* _EXERCISE BRIEF_:
Retype everything in the listing, leaving each line exactly as it is.
------------------------------------------------------------------------
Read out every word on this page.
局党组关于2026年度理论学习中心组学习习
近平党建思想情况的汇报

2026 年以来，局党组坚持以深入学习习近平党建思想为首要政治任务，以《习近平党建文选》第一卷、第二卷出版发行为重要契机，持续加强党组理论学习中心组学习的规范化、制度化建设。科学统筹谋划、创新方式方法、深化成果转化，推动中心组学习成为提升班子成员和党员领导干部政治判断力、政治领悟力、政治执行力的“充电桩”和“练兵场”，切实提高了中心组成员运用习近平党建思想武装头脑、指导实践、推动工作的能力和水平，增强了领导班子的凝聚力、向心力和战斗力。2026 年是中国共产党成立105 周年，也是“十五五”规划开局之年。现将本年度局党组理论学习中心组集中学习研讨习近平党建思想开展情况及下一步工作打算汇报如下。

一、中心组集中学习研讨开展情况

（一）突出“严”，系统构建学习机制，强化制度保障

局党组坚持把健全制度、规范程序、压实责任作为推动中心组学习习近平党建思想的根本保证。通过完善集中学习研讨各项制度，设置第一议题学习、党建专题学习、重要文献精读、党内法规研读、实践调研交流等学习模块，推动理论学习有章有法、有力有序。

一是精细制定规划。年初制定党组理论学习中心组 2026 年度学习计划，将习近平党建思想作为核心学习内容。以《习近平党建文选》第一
------------------------------------------------------------------------
* _FULL ANSWER_:
Read out every word on this page.
局党组关于2026年度理论学习中心组学习习
近平党建思想情况的汇报

2026 年以来，局党组坚持以深入学习习近平党建思想为首要政治任务，以《习近平党建文选》第一卷、第二卷出版发行为重要契机，持续加强党组理论学习中心组学习的规范化、制度化建设。科学统筹谋划、创新方式方法、深化成果转化，推动中心组学习成为提升班子成员和党员领导干部政治判断力、政治领悟力、政治执行力的“充电桩”和“练兵场”，切实提高了中心组成员运用习近平党建思想武装头脑、指导实践、推动工作的能力和水平，增强了领导班子的凝聚力、向心力和战斗力。2026 年是中国共产党成立105 周年，也是“十五五”规划开局之年。现将本年度局党组理论学习中心组集中学习研讨习近平党建思想开展情况及下一步工作打算汇报如下。

一、中心组集中学习研讨开展情况

（一）突出“严”，系统构建学习机制，强化制度保障

局党组坚持把健全制度、规范程序、压实责任作为推动中心组学习习近平党建思想的根本保证。通过完善集中学习研讨各项制度，设置第一议题学习、党建专题学习、重要文献精读、党内法规研读、实践调研交流等学习模块，推动理论学习有章有法、有力有序。

一是精细制定规划。年初制定党组理论学习中心组 2026 年度学习计划，将习近平党建思想作为核心学习内容。以《习近平党建文选》第一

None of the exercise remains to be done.